STATED PROBLEM: Say how many lines contain "name", using only the number.

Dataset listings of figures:

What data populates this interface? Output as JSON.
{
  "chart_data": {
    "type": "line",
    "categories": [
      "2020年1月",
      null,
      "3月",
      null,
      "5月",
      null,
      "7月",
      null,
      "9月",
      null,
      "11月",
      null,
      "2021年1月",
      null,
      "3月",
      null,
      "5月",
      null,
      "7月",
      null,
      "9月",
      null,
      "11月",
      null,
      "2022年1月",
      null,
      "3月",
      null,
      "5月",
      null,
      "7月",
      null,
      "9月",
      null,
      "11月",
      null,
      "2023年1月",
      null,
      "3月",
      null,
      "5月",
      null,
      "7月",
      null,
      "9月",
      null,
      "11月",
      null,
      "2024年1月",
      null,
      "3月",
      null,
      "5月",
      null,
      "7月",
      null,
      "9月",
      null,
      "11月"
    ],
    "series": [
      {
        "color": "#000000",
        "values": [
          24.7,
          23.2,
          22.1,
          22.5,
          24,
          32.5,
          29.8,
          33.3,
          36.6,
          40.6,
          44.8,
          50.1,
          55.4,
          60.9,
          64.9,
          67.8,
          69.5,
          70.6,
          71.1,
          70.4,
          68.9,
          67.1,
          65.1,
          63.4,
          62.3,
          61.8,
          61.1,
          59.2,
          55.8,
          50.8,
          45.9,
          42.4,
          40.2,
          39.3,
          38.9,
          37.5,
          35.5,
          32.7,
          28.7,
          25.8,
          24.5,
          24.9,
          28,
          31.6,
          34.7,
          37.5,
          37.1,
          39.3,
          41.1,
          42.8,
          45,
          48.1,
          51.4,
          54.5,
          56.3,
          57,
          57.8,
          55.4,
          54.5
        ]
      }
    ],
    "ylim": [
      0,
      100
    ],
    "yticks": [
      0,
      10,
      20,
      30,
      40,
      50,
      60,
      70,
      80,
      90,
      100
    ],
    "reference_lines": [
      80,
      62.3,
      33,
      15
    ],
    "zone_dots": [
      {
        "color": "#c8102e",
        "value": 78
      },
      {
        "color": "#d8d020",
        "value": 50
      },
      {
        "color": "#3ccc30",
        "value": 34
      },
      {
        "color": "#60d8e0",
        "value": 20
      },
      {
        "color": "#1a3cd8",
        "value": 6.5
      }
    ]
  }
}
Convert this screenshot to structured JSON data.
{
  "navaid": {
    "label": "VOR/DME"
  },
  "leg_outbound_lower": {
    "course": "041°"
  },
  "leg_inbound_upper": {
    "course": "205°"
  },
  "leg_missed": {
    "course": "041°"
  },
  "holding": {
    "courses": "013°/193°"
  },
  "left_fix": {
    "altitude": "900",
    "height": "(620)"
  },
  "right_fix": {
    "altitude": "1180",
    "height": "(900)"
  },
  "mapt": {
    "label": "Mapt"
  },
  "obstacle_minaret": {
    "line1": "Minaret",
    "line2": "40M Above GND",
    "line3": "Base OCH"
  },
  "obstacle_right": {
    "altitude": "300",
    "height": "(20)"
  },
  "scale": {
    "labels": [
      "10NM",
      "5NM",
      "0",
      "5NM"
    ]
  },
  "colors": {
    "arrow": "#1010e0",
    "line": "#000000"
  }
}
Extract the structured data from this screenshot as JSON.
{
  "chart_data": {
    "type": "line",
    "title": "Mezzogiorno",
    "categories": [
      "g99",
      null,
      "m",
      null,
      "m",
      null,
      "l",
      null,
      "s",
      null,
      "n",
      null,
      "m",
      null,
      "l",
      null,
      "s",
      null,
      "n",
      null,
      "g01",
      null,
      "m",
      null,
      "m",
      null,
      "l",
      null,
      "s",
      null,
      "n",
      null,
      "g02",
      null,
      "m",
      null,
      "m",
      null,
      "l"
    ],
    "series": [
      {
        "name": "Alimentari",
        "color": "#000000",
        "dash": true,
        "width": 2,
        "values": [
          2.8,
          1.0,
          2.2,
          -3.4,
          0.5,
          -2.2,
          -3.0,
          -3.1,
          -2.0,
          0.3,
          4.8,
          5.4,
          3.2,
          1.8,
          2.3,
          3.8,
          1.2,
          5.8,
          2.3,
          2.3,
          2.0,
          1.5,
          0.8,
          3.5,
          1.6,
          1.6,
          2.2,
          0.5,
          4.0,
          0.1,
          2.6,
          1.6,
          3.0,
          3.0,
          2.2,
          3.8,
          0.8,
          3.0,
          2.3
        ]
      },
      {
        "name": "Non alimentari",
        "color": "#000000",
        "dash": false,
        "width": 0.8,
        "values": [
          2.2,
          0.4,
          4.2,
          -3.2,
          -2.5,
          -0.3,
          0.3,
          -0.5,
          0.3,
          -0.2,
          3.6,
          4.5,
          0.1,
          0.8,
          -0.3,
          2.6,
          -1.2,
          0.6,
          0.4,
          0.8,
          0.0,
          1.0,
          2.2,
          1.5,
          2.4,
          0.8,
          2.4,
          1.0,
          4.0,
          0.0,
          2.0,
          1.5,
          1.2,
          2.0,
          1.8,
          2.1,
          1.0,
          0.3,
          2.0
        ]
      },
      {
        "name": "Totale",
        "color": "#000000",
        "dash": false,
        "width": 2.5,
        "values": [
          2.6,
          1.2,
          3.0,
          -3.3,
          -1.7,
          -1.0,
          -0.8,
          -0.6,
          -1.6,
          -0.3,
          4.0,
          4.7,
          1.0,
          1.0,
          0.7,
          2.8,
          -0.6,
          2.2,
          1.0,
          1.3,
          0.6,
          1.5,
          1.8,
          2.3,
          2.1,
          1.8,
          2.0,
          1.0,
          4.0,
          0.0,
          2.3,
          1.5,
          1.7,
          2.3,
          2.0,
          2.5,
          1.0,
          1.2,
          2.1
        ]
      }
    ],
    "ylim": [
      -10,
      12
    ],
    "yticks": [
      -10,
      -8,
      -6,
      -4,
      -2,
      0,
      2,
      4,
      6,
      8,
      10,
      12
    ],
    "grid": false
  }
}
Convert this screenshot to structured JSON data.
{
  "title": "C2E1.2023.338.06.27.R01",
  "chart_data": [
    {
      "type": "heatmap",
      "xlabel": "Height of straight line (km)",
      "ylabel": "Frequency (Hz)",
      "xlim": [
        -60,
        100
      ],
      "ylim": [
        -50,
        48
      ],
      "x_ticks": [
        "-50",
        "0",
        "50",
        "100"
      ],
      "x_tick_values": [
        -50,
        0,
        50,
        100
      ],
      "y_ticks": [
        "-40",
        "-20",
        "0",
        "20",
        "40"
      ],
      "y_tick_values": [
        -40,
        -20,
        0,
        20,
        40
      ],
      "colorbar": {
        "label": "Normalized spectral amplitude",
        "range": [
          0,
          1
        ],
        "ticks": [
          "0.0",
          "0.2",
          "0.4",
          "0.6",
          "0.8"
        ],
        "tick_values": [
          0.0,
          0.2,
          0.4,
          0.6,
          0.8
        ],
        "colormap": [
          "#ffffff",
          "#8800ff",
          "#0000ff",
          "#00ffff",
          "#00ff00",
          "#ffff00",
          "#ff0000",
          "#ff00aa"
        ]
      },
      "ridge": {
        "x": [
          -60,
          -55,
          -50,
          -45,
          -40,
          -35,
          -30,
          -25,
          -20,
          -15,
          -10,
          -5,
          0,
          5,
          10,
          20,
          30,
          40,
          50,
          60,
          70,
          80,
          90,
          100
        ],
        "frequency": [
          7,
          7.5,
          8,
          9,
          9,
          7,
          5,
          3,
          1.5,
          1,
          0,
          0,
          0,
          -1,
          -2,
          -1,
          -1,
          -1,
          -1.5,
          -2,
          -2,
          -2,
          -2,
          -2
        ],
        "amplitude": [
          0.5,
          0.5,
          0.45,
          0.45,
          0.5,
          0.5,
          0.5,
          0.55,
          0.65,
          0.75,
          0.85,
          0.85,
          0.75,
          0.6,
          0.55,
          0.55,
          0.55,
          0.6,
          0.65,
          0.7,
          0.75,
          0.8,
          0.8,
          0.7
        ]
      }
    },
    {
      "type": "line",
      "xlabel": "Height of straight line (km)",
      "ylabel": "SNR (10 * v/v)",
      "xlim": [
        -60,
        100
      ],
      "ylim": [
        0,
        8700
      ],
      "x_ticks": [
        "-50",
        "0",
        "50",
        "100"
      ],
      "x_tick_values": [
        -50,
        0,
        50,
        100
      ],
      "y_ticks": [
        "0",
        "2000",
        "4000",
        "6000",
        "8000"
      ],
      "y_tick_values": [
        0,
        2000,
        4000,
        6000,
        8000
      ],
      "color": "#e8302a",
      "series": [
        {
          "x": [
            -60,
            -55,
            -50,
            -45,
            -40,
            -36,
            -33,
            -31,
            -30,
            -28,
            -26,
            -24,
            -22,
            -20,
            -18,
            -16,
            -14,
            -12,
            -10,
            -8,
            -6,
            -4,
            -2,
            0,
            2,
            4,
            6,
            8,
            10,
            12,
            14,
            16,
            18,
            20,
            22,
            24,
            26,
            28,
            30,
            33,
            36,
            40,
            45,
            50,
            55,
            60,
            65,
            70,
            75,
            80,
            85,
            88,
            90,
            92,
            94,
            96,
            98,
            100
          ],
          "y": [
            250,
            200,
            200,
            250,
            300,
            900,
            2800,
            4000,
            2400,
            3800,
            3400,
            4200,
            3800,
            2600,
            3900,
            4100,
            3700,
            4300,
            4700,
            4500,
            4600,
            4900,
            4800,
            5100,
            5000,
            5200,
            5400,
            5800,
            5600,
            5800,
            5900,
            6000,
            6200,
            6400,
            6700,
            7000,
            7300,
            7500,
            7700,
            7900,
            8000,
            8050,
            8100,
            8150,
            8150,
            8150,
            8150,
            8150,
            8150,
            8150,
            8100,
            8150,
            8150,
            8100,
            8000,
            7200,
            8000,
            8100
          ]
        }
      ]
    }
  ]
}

---

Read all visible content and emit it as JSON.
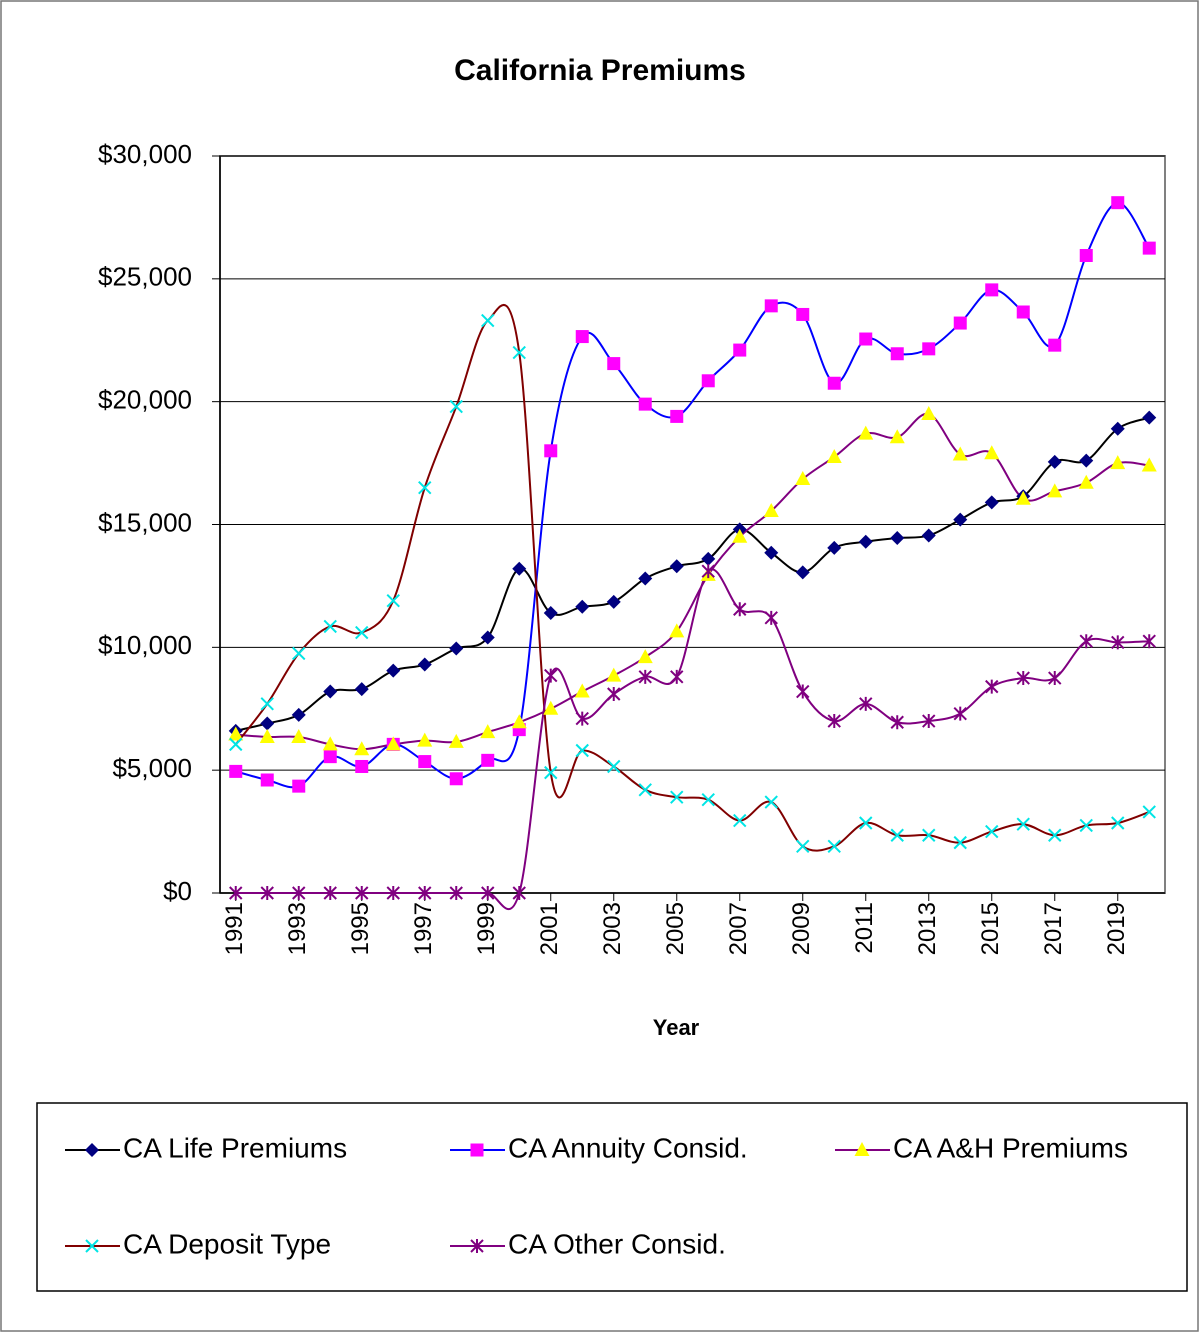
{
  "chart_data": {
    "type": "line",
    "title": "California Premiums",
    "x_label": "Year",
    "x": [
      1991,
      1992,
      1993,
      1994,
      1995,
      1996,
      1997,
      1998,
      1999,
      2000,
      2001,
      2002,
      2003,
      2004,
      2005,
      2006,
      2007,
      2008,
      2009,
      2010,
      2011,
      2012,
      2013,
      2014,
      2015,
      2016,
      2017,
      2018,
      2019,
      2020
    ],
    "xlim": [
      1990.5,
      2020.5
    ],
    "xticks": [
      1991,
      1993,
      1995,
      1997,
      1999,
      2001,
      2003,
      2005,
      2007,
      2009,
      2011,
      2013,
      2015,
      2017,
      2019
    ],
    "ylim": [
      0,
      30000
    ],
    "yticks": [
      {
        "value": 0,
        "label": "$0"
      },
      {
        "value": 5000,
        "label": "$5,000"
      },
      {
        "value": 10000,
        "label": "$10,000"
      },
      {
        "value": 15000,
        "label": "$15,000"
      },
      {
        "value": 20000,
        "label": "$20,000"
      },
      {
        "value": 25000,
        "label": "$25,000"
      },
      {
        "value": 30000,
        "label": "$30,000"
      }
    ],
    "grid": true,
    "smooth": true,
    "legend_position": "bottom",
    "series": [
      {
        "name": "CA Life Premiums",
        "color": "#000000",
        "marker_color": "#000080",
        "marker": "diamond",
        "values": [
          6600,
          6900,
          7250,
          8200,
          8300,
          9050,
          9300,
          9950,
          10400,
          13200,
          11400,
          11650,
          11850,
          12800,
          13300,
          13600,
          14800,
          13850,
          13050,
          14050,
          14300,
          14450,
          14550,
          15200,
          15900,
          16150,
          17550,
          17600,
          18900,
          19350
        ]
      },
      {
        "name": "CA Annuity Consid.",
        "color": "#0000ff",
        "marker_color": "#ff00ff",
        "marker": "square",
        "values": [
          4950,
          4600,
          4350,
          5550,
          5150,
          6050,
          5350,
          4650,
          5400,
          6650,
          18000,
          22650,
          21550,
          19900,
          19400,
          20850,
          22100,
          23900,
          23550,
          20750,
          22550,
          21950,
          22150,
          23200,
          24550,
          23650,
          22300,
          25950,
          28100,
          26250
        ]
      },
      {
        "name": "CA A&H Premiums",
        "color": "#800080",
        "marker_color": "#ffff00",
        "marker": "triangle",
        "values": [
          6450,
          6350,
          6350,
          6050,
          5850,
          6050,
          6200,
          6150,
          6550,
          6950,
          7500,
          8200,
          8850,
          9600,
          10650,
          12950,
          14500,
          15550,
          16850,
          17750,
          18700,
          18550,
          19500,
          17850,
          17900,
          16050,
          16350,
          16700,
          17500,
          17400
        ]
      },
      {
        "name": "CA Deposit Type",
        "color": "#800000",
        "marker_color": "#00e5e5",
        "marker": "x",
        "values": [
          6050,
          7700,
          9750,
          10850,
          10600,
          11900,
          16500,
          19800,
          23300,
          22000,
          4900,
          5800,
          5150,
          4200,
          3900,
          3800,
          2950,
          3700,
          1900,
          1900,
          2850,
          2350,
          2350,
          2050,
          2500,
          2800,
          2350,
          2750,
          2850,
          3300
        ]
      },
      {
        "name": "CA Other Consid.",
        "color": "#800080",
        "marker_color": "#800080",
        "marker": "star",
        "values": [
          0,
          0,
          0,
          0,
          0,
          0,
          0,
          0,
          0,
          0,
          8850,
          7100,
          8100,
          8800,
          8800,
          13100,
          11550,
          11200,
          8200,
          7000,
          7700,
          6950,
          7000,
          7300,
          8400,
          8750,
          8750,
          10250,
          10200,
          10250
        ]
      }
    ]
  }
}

WORKED SOLUTION: 8